— WRITTEN EXERCISE —
Transcribe each of the entries below word for word, leaving out the pictures.

- - - - - - -

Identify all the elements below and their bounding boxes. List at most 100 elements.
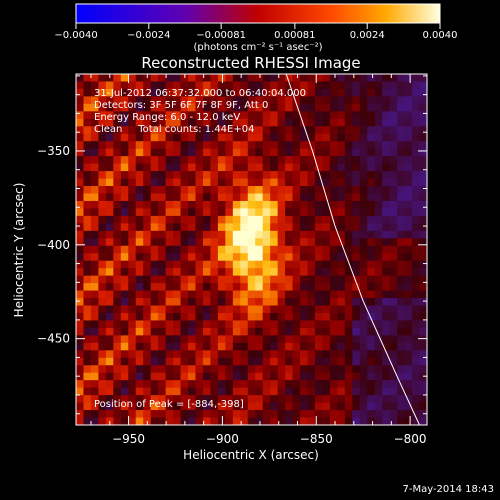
heatmap-cell	[217, 275, 226, 284]
heatmap-cell	[150, 290, 159, 299]
heatmap-cell	[90, 215, 99, 224]
heatmap-cell	[262, 126, 271, 135]
heatmap-cell	[195, 350, 204, 359]
heatmap-cell	[217, 208, 226, 217]
heatmap-cell	[165, 402, 174, 411]
heatmap-cell	[352, 410, 361, 418]
heatmap-cell	[359, 208, 368, 217]
heatmap-cell	[158, 312, 167, 321]
heatmap-cell	[404, 350, 413, 359]
heatmap-cell	[165, 215, 174, 224]
heatmap-cell	[83, 223, 92, 232]
heatmap-cell	[352, 417, 361, 425]
heatmap-cell	[277, 365, 286, 374]
heatmap-cell	[173, 260, 181, 269]
heatmap-cell	[255, 118, 264, 127]
heatmap-cell	[225, 298, 234, 306]
heatmap-cell	[113, 186, 122, 194]
heatmap-cell	[285, 141, 293, 150]
heatmap-cell	[419, 380, 427, 389]
heatmap-cell	[120, 305, 129, 314]
heatmap-cell	[307, 223, 316, 232]
heatmap-cell	[255, 380, 264, 389]
heatmap-cell	[412, 283, 420, 291]
heatmap-cell	[389, 215, 398, 224]
heatmap-cell	[322, 88, 331, 97]
heatmap-cell	[165, 141, 174, 150]
heatmap-cell	[247, 74, 256, 82]
heatmap-cell	[382, 283, 391, 291]
heatmap-cell	[113, 275, 122, 284]
heatmap-cell	[120, 417, 129, 425]
heatmap-cell	[76, 223, 84, 232]
heatmap-cell	[195, 111, 204, 120]
heatmap-cell	[158, 163, 167, 172]
heatmap-cell	[143, 335, 152, 344]
heatmap-cell	[143, 327, 152, 336]
heatmap-cell	[173, 342, 181, 351]
heatmap-cell	[359, 96, 368, 105]
heatmap-cell	[83, 290, 92, 299]
heatmap-cell	[225, 96, 234, 105]
heatmap-cell	[374, 230, 383, 239]
heatmap-cell	[225, 260, 234, 269]
heatmap-cell	[307, 350, 316, 359]
heatmap-cell	[240, 88, 249, 97]
heatmap-cell	[412, 380, 420, 389]
heatmap-cell	[128, 298, 137, 306]
heatmap-cell	[307, 96, 316, 105]
heatmap-cell	[277, 81, 286, 90]
heatmap-cell	[76, 268, 84, 277]
heatmap-cell	[128, 215, 137, 224]
heatmap-cell	[344, 156, 353, 165]
heatmap-cell	[120, 141, 129, 150]
heatmap-cell	[300, 103, 308, 112]
heatmap-cell	[314, 320, 323, 329]
heatmap-cell	[382, 74, 391, 82]
heatmap-cell	[300, 327, 308, 336]
heatmap-cell	[270, 283, 279, 291]
heatmap-cell	[240, 350, 249, 359]
heatmap-cell	[322, 253, 331, 262]
heatmap-cell	[128, 163, 137, 172]
heatmap-cell	[352, 387, 361, 396]
heatmap-cell	[210, 402, 219, 411]
heatmap-cell	[329, 230, 338, 239]
heatmap-cell	[210, 81, 219, 90]
heatmap-cell	[374, 141, 383, 150]
heatmap-cell	[113, 178, 122, 187]
heatmap-cell	[367, 417, 376, 425]
heatmap-cell	[150, 275, 159, 284]
heatmap-cell	[180, 268, 189, 277]
heatmap-cell	[240, 372, 249, 381]
heatmap-cell	[135, 96, 144, 105]
heatmap-cell	[195, 230, 204, 239]
heatmap-cell	[374, 171, 383, 179]
heatmap-cell	[285, 410, 293, 418]
heatmap-cell	[404, 118, 413, 127]
heatmap-cell	[150, 335, 159, 344]
heatmap-cell	[210, 417, 219, 425]
heatmap-cell	[180, 320, 189, 329]
heatmap-cell	[419, 365, 427, 374]
heatmap-cell	[150, 260, 159, 269]
heatmap-cell	[329, 238, 338, 247]
heatmap-cell	[389, 327, 398, 336]
heatmap-cell	[262, 96, 271, 105]
heatmap-cell	[188, 372, 196, 381]
heatmap-cell	[195, 88, 204, 97]
heatmap-cell	[300, 74, 308, 82]
heatmap-cell	[285, 230, 293, 239]
heatmap-cell	[382, 320, 391, 329]
heatmap-cell	[158, 171, 167, 179]
heatmap-cell	[389, 380, 398, 389]
heatmap-cell	[270, 372, 279, 381]
heatmap-cell	[344, 357, 353, 366]
chart-title: Reconstructed RHESSI Image	[141, 54, 360, 72]
heatmap-cell	[247, 342, 256, 351]
heatmap-cell	[277, 342, 286, 351]
heatmap-cell	[300, 88, 308, 97]
heatmap-cell	[419, 230, 427, 239]
heatmap-cell	[344, 320, 353, 329]
heatmap-cell	[382, 238, 391, 247]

- - - - - - -

— TASK SOLUTION —
Identify all the elements below and their bounding boxes. List at most 100 elements.
heatmap-cell	[217, 275, 226, 284]
heatmap-cell	[150, 290, 159, 299]
heatmap-cell	[90, 215, 99, 224]
heatmap-cell	[262, 126, 271, 135]
heatmap-cell	[195, 350, 204, 359]
heatmap-cell	[217, 208, 226, 217]
heatmap-cell	[165, 402, 174, 411]
heatmap-cell	[352, 410, 361, 418]
heatmap-cell	[359, 208, 368, 217]
heatmap-cell	[158, 312, 167, 321]
heatmap-cell	[404, 350, 413, 359]
heatmap-cell	[165, 215, 174, 224]
heatmap-cell	[83, 223, 92, 232]
heatmap-cell	[352, 417, 361, 425]
heatmap-cell	[277, 365, 286, 374]
heatmap-cell	[173, 260, 181, 269]
heatmap-cell	[255, 118, 264, 127]
heatmap-cell	[225, 298, 234, 306]
heatmap-cell	[113, 186, 122, 194]
heatmap-cell	[285, 141, 293, 150]
heatmap-cell	[419, 380, 427, 389]
heatmap-cell	[120, 305, 129, 314]
heatmap-cell	[307, 223, 316, 232]
heatmap-cell	[255, 380, 264, 389]
heatmap-cell	[412, 283, 420, 291]
heatmap-cell	[389, 215, 398, 224]
heatmap-cell	[322, 88, 331, 97]
heatmap-cell	[165, 141, 174, 150]
heatmap-cell	[247, 74, 256, 82]
heatmap-cell	[382, 283, 391, 291]
heatmap-cell	[113, 275, 122, 284]
heatmap-cell	[120, 417, 129, 425]
heatmap-cell	[76, 223, 84, 232]
heatmap-cell	[195, 111, 204, 120]
heatmap-cell	[158, 163, 167, 172]
heatmap-cell	[143, 335, 152, 344]
heatmap-cell	[143, 327, 152, 336]
heatmap-cell	[173, 342, 181, 351]
heatmap-cell	[359, 96, 368, 105]
heatmap-cell	[83, 290, 92, 299]
heatmap-cell	[225, 96, 234, 105]
heatmap-cell	[374, 230, 383, 239]
heatmap-cell	[225, 260, 234, 269]
heatmap-cell	[307, 350, 316, 359]
heatmap-cell	[240, 88, 249, 97]
heatmap-cell	[412, 380, 420, 389]
heatmap-cell	[128, 298, 137, 306]
heatmap-cell	[307, 96, 316, 105]
heatmap-cell	[277, 81, 286, 90]
heatmap-cell	[76, 268, 84, 277]
heatmap-cell	[128, 215, 137, 224]
heatmap-cell	[344, 156, 353, 165]
heatmap-cell	[120, 141, 129, 150]
heatmap-cell	[300, 103, 308, 112]
heatmap-cell	[314, 320, 323, 329]
heatmap-cell	[382, 74, 391, 82]
heatmap-cell	[300, 327, 308, 336]
heatmap-cell	[270, 283, 279, 291]
heatmap-cell	[240, 350, 249, 359]
heatmap-cell	[322, 253, 331, 262]
heatmap-cell	[128, 163, 137, 172]
heatmap-cell	[352, 387, 361, 396]
heatmap-cell	[210, 402, 219, 411]
heatmap-cell	[329, 230, 338, 239]
heatmap-cell	[210, 81, 219, 90]
heatmap-cell	[374, 141, 383, 150]
heatmap-cell	[113, 178, 122, 187]
heatmap-cell	[367, 417, 376, 425]
heatmap-cell	[150, 275, 159, 284]
heatmap-cell	[180, 268, 189, 277]
heatmap-cell	[240, 372, 249, 381]
heatmap-cell	[135, 96, 144, 105]
heatmap-cell	[195, 230, 204, 239]
heatmap-cell	[374, 171, 383, 179]
heatmap-cell	[285, 410, 293, 418]
heatmap-cell	[404, 118, 413, 127]
heatmap-cell	[150, 335, 159, 344]
heatmap-cell	[210, 417, 219, 425]
heatmap-cell	[180, 320, 189, 329]
heatmap-cell	[419, 365, 427, 374]
heatmap-cell	[150, 260, 159, 269]
heatmap-cell	[329, 238, 338, 247]
heatmap-cell	[389, 327, 398, 336]
heatmap-cell	[262, 96, 271, 105]
heatmap-cell	[188, 372, 196, 381]
heatmap-cell	[195, 88, 204, 97]
heatmap-cell	[300, 74, 308, 82]
heatmap-cell	[285, 230, 293, 239]
heatmap-cell	[382, 320, 391, 329]
heatmap-cell	[158, 171, 167, 179]
heatmap-cell	[389, 380, 398, 389]
heatmap-cell	[270, 372, 279, 381]
heatmap-cell	[344, 357, 353, 366]
chart-title: Reconstructed RHESSI Image	[141, 54, 360, 72]
heatmap-cell	[247, 342, 256, 351]
heatmap-cell	[277, 342, 286, 351]
heatmap-cell	[300, 88, 308, 97]
heatmap-cell	[419, 230, 427, 239]
heatmap-cell	[344, 320, 353, 329]
heatmap-cell	[382, 238, 391, 247]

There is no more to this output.